RECORDS TO PROCESS:
━━━━━━━━
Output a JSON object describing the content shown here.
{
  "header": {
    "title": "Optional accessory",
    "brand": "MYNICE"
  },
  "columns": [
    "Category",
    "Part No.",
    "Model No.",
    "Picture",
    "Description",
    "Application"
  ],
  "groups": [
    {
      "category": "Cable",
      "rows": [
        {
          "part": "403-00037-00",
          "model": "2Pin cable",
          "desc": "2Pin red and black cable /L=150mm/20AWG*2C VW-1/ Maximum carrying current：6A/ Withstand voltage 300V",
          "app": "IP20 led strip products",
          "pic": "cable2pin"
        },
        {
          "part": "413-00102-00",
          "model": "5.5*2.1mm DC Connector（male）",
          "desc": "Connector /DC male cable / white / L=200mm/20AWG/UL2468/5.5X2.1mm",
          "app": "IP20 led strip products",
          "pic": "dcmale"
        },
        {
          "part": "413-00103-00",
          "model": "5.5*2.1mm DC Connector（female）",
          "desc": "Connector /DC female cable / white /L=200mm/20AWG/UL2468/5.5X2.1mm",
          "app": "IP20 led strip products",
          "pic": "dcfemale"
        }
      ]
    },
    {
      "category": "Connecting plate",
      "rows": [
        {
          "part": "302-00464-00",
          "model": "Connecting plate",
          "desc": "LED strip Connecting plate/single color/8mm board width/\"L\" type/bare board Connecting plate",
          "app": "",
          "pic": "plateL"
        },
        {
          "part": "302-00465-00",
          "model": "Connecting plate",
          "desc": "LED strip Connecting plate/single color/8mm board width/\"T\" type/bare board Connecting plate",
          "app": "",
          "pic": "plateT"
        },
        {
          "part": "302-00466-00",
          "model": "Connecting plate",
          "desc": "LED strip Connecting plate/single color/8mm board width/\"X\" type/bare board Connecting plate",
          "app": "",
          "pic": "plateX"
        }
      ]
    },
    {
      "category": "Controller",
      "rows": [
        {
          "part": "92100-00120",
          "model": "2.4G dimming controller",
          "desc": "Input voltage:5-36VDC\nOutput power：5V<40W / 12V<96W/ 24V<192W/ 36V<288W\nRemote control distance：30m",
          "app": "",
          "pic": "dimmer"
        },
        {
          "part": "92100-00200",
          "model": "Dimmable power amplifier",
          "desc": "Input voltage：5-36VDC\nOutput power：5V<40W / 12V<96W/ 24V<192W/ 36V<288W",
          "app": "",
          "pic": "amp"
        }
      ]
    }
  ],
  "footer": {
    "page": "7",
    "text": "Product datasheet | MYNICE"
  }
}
━━━━━━━━
Collect each line holding the string "nOutput".

          "desc": "Input voltage:5-36VDC\nOutput power：5V<40W / 12V<96W/ 24V<192W/ 36V<288W\nRemote control distance：30m",
          "desc": "Input voltage：5-36VDC\nOutput power：5V<40W / 12V<96W/ 24V<192W/ 36V<288W",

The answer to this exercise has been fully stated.